— start Dataset records —

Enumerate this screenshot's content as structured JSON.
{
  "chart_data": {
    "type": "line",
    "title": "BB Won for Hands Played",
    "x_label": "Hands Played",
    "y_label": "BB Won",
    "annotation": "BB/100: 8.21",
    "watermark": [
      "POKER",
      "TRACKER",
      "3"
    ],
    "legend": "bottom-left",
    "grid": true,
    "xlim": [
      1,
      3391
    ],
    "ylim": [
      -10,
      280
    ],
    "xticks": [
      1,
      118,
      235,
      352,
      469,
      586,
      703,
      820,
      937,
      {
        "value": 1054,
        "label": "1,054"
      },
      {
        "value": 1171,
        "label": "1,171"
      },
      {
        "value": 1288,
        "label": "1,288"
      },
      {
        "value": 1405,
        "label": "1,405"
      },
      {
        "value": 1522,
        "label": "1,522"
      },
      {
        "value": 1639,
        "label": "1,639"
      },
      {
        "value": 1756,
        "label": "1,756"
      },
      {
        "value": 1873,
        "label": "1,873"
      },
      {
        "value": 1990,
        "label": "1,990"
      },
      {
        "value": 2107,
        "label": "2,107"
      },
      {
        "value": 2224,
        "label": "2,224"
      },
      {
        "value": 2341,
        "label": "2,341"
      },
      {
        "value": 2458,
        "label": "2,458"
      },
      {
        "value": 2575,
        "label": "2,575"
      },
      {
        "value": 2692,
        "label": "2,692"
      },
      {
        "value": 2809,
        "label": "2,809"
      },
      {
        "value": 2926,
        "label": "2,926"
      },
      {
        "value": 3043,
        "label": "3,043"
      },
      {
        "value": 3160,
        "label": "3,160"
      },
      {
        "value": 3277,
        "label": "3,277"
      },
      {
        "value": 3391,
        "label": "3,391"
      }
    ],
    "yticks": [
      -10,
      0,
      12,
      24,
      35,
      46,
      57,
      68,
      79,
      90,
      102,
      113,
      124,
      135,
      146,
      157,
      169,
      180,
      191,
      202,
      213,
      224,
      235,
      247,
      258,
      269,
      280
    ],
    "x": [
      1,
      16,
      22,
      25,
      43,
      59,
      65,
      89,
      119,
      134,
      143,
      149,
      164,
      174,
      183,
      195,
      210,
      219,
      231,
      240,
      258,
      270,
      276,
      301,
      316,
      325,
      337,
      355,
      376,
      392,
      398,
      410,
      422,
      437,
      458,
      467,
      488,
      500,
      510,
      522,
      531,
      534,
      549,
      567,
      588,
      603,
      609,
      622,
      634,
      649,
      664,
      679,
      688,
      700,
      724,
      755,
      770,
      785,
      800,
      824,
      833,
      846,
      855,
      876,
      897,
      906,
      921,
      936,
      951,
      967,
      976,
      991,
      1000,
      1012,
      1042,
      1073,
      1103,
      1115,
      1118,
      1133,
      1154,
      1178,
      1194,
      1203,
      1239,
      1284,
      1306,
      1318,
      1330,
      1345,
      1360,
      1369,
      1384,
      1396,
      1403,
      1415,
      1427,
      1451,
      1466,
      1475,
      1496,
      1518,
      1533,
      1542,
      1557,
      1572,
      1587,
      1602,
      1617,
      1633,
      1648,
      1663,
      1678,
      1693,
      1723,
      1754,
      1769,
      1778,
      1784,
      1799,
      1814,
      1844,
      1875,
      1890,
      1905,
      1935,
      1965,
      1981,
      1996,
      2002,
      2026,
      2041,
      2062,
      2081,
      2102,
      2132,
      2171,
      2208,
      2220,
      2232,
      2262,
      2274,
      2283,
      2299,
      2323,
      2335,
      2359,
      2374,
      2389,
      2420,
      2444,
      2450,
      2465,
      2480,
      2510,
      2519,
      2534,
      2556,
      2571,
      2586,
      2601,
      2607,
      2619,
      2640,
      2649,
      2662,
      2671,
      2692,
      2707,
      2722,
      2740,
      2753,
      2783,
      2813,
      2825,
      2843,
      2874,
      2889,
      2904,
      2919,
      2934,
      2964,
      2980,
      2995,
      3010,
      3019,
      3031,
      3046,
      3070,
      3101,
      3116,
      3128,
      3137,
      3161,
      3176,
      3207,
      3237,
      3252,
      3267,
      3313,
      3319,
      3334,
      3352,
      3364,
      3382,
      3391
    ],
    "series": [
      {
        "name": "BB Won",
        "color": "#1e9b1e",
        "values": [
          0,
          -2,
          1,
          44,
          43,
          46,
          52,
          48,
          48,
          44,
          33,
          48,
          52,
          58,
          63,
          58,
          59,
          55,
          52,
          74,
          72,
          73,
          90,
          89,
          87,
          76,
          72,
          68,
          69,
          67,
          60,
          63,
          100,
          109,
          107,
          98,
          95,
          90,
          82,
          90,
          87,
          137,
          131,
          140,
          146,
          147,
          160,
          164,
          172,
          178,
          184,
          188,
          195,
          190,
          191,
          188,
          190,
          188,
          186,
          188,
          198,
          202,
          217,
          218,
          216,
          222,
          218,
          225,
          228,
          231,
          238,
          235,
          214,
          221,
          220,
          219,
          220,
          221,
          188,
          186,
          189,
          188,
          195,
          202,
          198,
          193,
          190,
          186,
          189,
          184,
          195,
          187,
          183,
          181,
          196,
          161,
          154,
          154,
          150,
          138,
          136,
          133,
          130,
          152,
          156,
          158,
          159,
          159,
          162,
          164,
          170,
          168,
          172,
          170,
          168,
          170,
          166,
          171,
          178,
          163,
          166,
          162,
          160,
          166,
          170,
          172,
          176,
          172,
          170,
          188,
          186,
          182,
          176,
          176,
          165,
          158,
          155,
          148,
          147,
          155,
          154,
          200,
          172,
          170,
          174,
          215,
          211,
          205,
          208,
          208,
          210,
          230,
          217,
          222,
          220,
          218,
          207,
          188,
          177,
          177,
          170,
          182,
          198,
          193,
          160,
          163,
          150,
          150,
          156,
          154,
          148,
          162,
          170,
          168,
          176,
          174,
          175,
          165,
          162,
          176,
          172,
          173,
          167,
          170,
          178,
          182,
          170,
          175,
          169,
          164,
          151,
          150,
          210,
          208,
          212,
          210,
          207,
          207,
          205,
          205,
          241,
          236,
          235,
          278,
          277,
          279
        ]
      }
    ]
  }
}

— end Dataset records —

Stated exercise
In the listing above, locate each line with "Played" and copy it.

Full answer
    "title": "BB Won for Hands Played",
    "x_label": "Hands Played",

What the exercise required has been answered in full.